**The exercise:**
Below are entries. Pull out all lines containing "right".

**Records shown:**
——————
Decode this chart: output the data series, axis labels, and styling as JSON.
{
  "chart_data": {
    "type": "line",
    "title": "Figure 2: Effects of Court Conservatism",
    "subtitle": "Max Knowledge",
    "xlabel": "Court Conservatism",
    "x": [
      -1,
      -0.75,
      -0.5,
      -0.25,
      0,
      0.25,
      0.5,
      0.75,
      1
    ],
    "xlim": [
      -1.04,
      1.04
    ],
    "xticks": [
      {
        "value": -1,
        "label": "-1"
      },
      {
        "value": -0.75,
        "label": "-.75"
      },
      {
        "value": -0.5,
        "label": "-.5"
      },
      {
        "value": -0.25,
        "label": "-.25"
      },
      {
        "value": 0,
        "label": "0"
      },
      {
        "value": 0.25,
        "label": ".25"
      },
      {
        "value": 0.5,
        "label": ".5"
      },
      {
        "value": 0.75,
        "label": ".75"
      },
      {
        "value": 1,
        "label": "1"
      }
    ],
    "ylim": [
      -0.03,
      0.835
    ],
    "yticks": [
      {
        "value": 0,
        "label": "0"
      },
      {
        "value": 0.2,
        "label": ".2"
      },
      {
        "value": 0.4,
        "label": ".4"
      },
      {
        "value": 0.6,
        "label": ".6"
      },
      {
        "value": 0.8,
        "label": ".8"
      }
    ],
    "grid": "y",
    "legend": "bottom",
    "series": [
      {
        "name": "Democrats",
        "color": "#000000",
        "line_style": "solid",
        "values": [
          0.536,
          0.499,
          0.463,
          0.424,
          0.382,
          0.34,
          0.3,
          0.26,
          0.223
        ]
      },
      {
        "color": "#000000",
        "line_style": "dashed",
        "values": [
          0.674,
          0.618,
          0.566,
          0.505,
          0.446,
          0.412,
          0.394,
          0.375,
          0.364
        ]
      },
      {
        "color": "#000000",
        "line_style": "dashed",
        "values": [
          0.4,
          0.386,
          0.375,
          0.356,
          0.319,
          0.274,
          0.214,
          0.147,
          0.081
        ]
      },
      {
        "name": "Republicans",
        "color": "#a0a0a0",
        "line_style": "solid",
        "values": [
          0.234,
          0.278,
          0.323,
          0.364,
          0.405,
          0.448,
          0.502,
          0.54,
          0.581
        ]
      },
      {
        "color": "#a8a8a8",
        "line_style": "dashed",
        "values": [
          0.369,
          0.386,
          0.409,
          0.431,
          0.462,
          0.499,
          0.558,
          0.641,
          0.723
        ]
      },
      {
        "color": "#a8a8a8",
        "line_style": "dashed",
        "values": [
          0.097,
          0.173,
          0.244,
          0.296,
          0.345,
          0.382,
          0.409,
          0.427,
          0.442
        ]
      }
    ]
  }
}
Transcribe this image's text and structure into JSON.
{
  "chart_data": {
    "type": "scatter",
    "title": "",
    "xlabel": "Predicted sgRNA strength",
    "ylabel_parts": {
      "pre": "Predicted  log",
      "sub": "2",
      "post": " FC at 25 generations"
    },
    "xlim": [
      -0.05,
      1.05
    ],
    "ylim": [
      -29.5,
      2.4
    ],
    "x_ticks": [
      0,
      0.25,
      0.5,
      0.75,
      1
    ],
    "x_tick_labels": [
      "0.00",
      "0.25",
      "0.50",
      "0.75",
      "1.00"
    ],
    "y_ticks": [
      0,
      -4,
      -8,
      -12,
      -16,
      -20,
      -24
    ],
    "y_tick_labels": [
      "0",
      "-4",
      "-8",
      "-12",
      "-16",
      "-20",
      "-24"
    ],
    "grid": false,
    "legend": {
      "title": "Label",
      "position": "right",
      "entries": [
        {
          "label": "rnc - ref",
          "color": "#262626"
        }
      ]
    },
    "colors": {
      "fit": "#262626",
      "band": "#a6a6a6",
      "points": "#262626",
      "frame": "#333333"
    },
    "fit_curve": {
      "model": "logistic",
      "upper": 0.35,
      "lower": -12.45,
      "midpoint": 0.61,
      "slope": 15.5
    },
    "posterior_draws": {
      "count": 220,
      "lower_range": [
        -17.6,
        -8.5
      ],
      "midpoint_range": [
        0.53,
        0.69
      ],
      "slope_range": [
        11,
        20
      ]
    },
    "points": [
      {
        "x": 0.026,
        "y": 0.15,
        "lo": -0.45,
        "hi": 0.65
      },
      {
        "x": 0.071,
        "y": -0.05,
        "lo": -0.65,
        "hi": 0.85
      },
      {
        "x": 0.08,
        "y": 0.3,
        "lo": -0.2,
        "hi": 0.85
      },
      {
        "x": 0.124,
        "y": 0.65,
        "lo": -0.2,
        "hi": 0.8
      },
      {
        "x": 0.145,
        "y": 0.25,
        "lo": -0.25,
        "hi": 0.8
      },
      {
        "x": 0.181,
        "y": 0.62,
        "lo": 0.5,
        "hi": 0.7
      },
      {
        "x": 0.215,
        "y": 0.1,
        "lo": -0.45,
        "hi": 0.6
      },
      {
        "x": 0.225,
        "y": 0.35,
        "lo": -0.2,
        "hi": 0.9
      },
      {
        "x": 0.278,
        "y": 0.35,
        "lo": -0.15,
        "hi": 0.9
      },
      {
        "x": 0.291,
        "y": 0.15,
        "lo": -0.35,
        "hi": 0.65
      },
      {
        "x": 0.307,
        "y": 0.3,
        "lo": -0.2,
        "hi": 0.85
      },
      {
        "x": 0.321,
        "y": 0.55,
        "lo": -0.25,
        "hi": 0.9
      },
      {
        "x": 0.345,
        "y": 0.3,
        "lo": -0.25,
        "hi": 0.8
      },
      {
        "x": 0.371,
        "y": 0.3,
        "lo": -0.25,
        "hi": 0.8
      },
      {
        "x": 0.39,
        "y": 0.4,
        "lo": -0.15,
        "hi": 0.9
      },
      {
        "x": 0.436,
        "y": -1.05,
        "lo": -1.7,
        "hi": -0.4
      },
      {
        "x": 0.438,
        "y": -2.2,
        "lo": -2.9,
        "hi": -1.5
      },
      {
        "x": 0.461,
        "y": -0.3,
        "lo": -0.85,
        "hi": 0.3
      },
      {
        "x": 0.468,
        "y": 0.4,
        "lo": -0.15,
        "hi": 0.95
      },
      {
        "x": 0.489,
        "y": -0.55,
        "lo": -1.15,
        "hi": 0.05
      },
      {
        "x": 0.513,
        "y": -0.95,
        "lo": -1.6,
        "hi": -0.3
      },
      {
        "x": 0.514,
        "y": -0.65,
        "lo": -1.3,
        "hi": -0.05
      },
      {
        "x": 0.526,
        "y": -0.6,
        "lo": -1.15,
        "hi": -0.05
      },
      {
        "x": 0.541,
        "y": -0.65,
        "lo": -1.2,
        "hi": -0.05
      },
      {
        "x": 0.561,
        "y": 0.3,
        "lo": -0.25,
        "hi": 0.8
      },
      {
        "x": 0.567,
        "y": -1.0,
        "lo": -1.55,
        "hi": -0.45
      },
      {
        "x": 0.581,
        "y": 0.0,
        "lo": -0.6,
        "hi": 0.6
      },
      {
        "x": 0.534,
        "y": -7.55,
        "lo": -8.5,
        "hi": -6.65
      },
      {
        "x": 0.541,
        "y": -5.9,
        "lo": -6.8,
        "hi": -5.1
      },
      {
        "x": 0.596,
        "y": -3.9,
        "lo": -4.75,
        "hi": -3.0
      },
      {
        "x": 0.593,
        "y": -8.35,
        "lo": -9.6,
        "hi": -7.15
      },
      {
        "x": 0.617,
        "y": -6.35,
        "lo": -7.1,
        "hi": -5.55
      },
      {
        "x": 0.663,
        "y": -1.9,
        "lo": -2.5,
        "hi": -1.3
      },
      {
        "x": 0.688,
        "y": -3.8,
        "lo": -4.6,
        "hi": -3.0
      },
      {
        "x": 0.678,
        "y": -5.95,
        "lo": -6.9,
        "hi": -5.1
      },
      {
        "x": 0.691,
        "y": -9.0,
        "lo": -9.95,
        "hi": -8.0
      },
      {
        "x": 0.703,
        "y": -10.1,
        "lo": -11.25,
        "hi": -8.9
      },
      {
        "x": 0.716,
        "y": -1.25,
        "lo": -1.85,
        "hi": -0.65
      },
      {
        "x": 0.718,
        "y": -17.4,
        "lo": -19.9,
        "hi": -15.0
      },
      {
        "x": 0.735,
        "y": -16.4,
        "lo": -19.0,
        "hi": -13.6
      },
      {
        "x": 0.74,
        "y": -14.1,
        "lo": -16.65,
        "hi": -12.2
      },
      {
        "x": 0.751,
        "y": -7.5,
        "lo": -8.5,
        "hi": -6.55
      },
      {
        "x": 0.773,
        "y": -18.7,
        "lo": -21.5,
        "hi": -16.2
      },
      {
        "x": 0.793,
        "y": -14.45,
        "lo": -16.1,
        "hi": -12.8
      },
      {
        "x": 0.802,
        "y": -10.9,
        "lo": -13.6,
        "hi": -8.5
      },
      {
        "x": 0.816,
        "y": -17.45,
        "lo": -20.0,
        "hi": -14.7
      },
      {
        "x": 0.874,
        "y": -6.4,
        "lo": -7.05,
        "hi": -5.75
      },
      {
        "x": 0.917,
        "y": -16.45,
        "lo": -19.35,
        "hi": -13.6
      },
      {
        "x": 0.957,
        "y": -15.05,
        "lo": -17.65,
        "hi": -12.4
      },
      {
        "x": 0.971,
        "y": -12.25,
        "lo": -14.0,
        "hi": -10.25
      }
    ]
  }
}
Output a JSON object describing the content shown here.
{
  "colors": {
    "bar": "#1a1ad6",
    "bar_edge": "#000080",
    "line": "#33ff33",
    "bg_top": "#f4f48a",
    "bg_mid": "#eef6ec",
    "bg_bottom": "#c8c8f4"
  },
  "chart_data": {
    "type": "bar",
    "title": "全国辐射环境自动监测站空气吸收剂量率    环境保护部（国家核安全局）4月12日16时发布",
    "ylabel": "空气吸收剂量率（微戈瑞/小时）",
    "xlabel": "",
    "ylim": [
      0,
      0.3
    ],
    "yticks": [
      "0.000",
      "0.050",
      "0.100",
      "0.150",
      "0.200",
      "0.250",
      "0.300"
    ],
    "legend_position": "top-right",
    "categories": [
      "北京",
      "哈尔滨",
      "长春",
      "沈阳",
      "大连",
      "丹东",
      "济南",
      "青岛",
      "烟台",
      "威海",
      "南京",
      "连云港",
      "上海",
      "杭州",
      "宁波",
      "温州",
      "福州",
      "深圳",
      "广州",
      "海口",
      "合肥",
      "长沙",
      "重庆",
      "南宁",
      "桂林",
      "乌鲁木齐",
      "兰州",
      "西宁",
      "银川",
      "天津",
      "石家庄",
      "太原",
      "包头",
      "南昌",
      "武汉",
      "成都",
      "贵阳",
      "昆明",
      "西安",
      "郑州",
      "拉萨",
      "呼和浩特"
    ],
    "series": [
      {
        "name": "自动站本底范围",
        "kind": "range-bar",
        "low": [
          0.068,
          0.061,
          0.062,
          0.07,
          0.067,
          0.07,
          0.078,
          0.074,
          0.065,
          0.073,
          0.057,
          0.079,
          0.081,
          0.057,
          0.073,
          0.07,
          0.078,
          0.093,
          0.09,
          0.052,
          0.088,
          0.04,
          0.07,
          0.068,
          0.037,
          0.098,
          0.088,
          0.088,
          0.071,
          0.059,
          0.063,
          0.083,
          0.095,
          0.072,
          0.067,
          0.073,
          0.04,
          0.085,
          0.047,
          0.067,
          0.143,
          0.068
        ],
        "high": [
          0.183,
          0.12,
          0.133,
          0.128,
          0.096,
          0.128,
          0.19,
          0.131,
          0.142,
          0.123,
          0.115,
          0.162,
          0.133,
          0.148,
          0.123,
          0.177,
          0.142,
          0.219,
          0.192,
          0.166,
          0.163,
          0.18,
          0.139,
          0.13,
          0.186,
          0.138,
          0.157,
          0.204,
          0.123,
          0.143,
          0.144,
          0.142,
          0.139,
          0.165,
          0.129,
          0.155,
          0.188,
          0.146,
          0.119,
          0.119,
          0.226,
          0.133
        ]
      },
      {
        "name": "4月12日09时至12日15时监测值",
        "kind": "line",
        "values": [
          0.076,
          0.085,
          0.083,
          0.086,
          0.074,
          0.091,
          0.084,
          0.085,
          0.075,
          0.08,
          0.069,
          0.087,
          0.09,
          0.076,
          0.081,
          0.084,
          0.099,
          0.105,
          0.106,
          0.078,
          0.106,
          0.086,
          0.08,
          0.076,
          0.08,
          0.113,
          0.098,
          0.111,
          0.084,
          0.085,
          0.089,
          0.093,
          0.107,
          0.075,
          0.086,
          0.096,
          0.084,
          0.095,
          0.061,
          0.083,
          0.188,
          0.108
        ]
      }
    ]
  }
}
——————
**Task solution:**
      "position": "right",
    "legend_position": "top-right",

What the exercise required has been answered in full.